*YOUR TASK*.
Write out the records that appear below, verbatim and complete, but without pictures.

[Figure content listings]
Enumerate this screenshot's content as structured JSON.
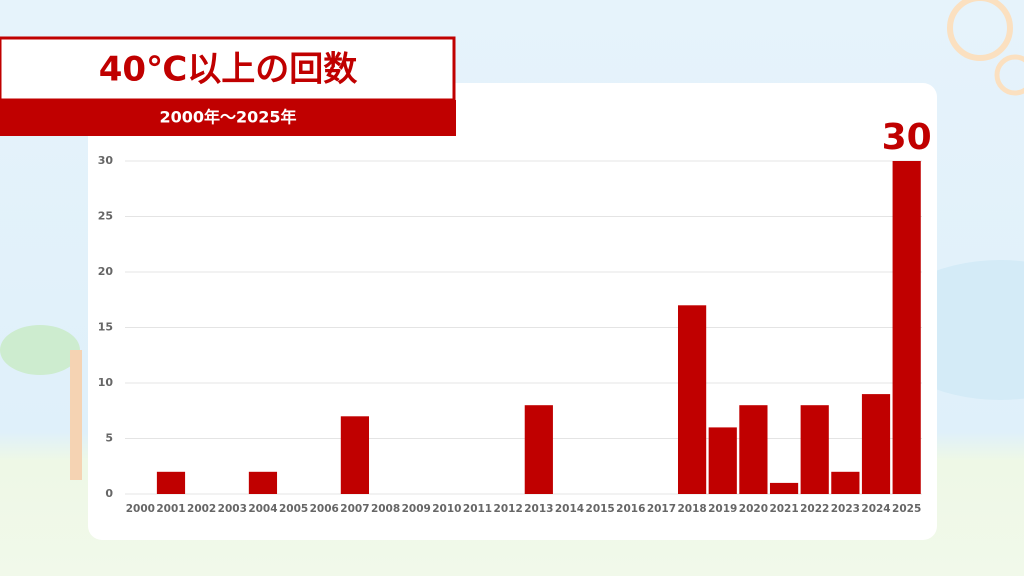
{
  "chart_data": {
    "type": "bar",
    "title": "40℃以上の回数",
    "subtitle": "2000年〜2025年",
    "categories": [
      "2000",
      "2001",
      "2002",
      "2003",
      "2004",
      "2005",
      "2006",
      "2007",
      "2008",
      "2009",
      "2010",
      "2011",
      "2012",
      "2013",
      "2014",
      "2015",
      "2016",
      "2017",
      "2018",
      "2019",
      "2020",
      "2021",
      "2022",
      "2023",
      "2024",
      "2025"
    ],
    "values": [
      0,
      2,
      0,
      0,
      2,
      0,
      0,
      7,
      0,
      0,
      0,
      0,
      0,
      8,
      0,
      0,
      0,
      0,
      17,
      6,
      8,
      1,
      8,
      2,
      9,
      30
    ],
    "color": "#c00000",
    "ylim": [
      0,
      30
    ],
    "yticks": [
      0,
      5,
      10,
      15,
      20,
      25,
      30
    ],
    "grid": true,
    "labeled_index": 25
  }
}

*SOLUTION BELOW*.
Enumerate this screenshot's content as structured JSON.
{
  "chart_data": {
    "type": "bar",
    "title": "40℃以上の回数",
    "subtitle": "2000年〜2025年",
    "categories": [
      "2000",
      "2001",
      "2002",
      "2003",
      "2004",
      "2005",
      "2006",
      "2007",
      "2008",
      "2009",
      "2010",
      "2011",
      "2012",
      "2013",
      "2014",
      "2015",
      "2016",
      "2017",
      "2018",
      "2019",
      "2020",
      "2021",
      "2022",
      "2023",
      "2024",
      "2025"
    ],
    "values": [
      0,
      2,
      0,
      0,
      2,
      0,
      0,
      7,
      0,
      0,
      0,
      0,
      0,
      8,
      0,
      0,
      0,
      0,
      17,
      6,
      8,
      1,
      8,
      2,
      9,
      30
    ],
    "color": "#c00000",
    "ylim": [
      0,
      30
    ],
    "yticks": [
      0,
      5,
      10,
      15,
      20,
      25,
      30
    ],
    "grid": true,
    "labeled_index": 25
  }
}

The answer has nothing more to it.